- **What you will do**: Pull out each line of the records holding the string "injury".

(Source records)
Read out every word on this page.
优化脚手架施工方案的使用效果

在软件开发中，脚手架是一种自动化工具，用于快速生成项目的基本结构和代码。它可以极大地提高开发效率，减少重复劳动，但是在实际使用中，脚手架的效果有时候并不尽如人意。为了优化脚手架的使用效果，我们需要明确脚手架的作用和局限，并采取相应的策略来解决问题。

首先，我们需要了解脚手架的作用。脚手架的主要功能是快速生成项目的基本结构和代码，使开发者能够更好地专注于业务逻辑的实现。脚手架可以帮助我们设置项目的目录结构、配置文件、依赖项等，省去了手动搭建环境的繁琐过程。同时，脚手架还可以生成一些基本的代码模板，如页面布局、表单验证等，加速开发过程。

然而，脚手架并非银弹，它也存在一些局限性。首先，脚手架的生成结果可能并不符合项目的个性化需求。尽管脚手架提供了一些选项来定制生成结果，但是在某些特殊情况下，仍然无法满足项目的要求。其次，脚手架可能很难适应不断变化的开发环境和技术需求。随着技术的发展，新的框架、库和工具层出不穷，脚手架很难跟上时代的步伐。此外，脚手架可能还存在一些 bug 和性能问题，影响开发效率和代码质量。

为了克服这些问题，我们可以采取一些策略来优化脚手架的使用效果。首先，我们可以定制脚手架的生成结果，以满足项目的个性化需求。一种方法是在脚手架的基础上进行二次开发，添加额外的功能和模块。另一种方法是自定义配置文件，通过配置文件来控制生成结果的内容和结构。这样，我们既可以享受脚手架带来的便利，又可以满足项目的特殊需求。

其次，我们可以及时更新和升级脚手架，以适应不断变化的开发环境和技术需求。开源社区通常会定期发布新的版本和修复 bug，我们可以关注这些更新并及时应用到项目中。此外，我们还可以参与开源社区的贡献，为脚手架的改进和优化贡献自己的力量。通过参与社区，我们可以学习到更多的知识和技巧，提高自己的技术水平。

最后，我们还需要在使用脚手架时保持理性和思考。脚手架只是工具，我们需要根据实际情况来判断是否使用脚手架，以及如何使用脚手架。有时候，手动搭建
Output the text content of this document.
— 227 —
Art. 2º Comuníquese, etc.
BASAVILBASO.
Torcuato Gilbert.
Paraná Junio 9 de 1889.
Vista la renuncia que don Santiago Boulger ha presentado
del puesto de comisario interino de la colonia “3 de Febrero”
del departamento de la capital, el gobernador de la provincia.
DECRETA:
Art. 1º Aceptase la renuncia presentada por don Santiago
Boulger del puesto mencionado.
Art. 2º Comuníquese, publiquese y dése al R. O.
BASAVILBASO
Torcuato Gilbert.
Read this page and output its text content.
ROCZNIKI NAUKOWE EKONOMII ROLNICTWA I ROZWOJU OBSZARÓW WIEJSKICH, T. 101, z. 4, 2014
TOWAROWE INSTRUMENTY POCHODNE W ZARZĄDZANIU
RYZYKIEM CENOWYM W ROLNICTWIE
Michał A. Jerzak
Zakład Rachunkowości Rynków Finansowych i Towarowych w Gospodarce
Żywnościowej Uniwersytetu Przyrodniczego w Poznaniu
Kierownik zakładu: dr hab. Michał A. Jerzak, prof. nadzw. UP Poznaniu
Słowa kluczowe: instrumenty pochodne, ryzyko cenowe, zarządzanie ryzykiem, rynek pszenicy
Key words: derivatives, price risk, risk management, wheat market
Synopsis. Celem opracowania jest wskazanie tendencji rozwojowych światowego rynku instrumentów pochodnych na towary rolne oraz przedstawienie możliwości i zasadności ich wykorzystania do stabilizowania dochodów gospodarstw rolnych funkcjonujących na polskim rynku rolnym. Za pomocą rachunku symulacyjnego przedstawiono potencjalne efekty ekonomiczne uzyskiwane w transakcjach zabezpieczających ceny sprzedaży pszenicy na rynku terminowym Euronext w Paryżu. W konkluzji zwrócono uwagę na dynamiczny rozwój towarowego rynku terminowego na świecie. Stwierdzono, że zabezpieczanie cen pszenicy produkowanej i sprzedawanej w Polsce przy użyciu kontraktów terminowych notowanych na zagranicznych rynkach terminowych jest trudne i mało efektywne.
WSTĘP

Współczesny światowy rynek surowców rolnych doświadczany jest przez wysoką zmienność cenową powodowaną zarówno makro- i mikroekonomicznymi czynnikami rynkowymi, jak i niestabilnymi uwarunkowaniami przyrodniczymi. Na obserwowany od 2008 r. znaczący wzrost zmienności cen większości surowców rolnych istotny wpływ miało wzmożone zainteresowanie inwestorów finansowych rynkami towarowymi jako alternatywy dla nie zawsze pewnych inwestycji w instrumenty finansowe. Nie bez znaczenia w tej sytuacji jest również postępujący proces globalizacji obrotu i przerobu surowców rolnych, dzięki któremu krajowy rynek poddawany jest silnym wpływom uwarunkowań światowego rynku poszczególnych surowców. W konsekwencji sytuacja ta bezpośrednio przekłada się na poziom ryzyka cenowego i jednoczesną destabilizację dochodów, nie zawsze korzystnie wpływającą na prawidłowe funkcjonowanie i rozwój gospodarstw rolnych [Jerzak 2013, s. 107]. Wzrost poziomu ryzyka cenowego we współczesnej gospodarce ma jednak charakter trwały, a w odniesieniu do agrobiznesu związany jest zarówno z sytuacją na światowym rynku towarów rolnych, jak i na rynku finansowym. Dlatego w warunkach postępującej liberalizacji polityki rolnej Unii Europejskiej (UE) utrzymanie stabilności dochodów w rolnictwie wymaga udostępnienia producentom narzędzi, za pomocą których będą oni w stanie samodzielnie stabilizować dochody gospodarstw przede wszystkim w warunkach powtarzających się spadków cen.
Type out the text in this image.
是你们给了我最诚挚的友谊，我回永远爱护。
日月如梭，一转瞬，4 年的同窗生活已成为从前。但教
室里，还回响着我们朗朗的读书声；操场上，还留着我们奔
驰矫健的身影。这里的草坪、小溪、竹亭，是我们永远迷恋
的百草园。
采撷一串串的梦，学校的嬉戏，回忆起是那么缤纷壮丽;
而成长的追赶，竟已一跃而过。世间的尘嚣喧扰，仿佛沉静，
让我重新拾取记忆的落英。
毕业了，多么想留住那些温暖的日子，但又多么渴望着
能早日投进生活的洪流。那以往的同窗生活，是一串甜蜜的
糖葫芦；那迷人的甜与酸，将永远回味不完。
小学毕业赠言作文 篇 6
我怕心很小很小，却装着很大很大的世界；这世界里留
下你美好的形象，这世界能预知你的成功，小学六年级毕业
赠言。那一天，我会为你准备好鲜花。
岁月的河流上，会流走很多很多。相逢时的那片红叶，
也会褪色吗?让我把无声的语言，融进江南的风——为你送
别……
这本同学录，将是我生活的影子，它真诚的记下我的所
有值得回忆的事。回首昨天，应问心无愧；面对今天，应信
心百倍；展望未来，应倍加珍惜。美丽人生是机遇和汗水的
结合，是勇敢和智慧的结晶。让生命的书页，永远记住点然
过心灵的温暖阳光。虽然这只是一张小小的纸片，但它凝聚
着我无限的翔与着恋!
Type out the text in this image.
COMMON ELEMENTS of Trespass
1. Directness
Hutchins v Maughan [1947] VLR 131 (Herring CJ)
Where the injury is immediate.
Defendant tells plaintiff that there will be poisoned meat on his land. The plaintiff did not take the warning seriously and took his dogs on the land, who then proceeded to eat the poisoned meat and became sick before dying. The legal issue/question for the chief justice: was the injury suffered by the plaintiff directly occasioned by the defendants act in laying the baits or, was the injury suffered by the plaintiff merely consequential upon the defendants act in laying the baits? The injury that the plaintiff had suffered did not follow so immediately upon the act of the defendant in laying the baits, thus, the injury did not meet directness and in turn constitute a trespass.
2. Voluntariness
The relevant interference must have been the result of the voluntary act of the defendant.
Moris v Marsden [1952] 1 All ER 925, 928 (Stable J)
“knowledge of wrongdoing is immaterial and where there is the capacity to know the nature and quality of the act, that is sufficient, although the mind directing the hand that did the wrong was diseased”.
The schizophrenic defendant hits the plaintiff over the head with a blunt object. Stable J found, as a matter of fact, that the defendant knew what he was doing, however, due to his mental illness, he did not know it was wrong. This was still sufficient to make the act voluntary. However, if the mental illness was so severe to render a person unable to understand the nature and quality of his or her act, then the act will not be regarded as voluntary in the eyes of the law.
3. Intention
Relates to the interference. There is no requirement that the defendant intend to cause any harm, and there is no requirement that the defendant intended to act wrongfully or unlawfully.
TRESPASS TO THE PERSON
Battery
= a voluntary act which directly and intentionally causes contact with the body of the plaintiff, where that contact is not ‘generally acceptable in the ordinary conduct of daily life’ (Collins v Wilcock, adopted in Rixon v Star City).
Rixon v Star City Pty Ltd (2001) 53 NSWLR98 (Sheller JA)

- **Answer**:
Where the injury is immediate.
Defendant tells plaintiff that there will be poisoned meat on his land. The plaintiff did not take the warning seriously and took his dogs on the land, who then proceeded to eat the poisoned meat and became sick before dying. The legal issue/question for the chief justice: was the injury suffered by the plaintiff directly occasioned by the defendants act in laying the baits or, was the injury suffered by the plaintiff merely consequential upon the defendants act in laying the baits? The injury that the plaintiff had suffered did not follow so immediately upon the act of the defendant in laying the baits, thus, the injury did not meet directness and in turn constitute a trespass.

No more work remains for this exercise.